OBJECTIVE:
Your answer should be one number: how many lines of the records hold the string "this".

***** RECORDS PROVIDED

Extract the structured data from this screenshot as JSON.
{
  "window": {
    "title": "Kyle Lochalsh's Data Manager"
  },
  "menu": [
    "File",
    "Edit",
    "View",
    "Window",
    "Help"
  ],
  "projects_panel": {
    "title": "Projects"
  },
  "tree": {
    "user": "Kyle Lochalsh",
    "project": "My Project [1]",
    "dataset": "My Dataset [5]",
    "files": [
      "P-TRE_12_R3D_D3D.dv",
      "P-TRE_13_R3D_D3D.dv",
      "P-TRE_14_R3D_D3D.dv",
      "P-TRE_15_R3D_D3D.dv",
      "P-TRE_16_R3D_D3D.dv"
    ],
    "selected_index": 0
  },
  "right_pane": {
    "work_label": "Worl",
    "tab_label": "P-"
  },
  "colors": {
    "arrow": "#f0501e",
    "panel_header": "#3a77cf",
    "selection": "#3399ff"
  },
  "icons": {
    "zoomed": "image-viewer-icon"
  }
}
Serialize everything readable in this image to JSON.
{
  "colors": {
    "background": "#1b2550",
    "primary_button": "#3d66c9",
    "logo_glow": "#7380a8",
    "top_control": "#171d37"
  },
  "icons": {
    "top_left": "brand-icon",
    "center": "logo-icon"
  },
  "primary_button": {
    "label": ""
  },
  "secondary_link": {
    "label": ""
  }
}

**********
***** RECORDS PROVIDED

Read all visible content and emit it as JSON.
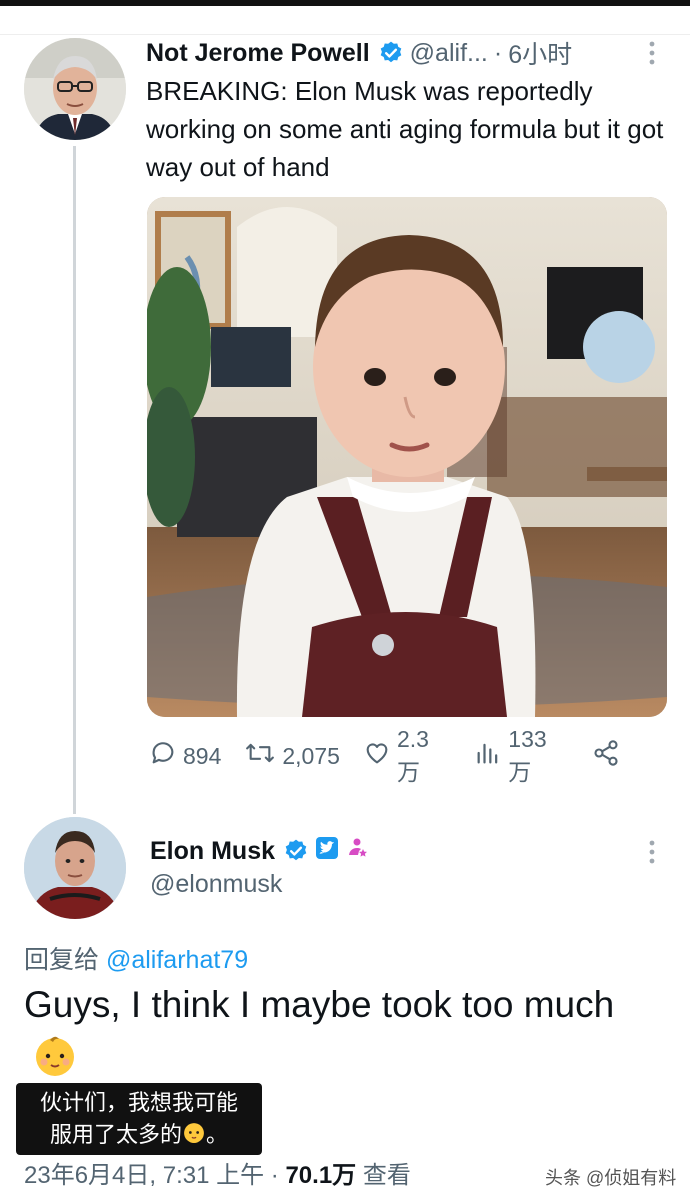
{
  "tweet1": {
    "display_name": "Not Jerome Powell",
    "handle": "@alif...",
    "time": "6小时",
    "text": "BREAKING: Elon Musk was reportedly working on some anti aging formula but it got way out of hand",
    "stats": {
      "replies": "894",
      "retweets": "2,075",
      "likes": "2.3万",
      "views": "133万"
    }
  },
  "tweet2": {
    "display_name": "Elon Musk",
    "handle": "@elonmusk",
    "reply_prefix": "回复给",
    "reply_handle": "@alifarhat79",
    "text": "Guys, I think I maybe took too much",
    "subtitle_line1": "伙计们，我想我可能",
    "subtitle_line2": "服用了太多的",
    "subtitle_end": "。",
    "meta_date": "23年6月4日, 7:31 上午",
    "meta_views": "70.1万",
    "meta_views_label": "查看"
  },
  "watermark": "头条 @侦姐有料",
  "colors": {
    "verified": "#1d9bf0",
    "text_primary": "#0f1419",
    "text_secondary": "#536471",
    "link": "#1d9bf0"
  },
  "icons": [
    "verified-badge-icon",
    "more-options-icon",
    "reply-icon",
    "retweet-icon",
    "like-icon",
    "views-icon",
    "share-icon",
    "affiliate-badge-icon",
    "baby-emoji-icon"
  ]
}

**********
***** RECORDS PROVIDED

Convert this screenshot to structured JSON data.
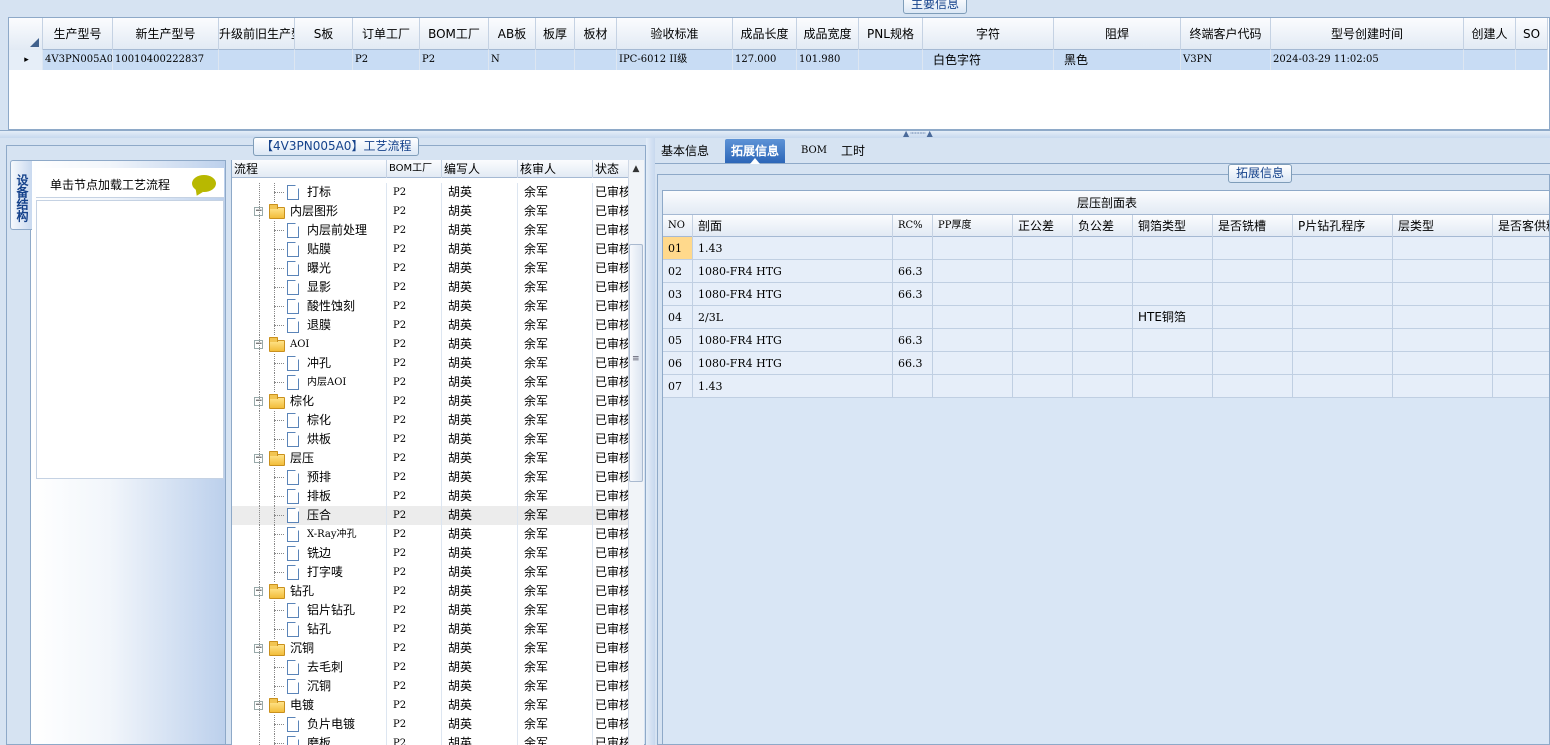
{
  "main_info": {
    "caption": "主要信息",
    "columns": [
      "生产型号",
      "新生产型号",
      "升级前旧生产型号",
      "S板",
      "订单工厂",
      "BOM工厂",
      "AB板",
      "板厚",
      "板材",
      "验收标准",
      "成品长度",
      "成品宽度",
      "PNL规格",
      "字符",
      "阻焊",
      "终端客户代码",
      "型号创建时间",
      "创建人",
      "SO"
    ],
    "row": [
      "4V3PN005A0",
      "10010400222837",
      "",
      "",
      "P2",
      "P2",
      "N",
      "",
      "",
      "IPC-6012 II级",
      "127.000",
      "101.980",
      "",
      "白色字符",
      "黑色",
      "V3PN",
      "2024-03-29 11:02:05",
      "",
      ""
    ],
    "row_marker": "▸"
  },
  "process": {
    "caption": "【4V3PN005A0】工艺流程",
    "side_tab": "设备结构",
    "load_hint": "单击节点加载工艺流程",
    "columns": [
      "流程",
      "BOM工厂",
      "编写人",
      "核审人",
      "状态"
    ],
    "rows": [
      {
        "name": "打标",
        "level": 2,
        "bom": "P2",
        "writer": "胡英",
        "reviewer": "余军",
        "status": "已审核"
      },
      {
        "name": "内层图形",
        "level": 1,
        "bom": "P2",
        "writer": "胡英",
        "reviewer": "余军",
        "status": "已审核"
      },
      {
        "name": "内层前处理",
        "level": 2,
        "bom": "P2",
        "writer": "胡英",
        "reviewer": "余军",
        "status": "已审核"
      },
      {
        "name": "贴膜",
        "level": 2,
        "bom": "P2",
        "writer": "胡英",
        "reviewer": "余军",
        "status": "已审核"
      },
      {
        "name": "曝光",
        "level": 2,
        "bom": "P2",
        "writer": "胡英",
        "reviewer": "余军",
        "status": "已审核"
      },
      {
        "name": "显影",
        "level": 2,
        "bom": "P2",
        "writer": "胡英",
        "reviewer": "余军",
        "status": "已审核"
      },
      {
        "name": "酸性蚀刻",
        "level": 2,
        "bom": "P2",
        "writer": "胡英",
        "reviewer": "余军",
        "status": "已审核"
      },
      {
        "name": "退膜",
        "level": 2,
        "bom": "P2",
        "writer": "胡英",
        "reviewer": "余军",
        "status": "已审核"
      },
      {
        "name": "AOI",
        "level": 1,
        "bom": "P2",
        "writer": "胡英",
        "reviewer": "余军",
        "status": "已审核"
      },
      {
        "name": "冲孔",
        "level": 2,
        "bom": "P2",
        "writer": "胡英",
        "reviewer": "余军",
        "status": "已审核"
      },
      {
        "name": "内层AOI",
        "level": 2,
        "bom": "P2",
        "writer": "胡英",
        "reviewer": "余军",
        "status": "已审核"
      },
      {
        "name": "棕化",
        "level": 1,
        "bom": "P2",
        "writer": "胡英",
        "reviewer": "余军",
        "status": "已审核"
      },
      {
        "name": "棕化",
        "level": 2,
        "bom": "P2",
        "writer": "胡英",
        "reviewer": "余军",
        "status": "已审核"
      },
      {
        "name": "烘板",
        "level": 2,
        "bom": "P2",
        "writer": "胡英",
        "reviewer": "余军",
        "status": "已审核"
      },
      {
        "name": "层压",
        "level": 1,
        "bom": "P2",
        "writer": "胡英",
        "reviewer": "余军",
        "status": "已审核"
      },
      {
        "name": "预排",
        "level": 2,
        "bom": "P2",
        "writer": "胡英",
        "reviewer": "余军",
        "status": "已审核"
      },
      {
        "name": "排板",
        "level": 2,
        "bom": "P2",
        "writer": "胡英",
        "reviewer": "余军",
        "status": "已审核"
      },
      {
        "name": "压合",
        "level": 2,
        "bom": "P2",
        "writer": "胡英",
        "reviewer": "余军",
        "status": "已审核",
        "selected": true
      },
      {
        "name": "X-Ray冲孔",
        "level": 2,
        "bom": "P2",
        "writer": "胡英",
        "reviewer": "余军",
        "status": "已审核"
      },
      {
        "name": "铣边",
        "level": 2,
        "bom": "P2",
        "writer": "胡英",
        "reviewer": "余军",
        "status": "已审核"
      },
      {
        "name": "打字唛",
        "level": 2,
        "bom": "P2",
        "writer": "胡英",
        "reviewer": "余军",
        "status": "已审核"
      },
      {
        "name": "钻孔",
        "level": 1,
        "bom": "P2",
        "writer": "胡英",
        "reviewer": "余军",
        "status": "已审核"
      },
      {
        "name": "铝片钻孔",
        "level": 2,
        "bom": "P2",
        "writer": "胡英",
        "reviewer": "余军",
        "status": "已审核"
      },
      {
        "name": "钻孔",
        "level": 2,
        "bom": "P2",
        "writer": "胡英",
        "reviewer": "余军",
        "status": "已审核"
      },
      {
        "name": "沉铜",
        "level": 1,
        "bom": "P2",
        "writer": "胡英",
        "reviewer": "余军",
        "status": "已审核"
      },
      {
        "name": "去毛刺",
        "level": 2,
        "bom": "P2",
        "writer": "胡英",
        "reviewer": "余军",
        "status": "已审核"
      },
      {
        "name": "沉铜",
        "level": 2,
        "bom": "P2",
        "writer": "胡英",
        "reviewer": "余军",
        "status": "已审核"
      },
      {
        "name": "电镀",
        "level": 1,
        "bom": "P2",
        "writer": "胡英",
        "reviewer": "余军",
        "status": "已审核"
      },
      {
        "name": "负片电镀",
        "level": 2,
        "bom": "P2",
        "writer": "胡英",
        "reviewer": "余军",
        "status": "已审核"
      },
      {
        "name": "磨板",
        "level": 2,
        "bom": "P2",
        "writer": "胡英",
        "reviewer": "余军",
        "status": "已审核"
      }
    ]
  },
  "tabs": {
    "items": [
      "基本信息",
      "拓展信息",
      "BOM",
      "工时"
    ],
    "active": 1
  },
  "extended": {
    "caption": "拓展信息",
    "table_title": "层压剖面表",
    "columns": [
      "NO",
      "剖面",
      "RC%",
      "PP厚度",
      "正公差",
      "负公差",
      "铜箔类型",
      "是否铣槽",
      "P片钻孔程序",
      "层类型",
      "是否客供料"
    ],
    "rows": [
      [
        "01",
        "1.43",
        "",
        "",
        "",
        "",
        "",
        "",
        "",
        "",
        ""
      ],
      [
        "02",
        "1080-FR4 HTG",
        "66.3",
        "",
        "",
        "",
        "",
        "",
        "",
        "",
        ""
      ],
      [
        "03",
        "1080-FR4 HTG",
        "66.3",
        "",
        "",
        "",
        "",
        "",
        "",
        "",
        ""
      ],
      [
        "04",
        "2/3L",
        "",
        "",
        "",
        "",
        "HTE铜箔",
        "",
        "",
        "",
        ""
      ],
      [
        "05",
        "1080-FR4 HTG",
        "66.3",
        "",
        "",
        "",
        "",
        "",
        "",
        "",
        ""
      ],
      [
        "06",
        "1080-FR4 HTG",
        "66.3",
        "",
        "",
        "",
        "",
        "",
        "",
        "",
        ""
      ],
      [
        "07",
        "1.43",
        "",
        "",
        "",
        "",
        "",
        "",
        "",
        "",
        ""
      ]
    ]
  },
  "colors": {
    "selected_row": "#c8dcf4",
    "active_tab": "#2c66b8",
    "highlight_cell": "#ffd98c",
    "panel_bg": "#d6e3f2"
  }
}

**********

WRITTEN ANSWER:
3